-- START --

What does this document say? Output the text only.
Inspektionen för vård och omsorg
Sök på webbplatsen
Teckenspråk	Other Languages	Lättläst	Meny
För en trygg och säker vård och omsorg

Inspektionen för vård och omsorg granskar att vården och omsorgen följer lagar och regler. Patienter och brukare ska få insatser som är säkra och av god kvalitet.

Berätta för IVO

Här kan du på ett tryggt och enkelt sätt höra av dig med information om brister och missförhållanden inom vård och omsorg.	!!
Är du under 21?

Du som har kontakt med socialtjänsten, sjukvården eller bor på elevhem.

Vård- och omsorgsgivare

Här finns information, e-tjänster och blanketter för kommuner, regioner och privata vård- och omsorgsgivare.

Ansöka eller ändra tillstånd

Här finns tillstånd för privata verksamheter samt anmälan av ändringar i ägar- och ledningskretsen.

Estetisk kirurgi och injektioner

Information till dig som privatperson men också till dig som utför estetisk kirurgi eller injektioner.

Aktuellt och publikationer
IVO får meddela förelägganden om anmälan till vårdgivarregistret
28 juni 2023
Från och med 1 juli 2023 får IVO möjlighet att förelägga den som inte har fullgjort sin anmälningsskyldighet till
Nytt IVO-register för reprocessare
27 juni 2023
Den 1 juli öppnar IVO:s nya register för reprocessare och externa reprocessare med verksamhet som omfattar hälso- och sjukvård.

-- END --

What is required: From the data above, copy out every line with the string "injektioner" in it.

Reply to the exercise:
Estetisk kirurgi och injektioner
Information till dig som privatperson men också till dig som utför estetisk kirurgi eller injektioner.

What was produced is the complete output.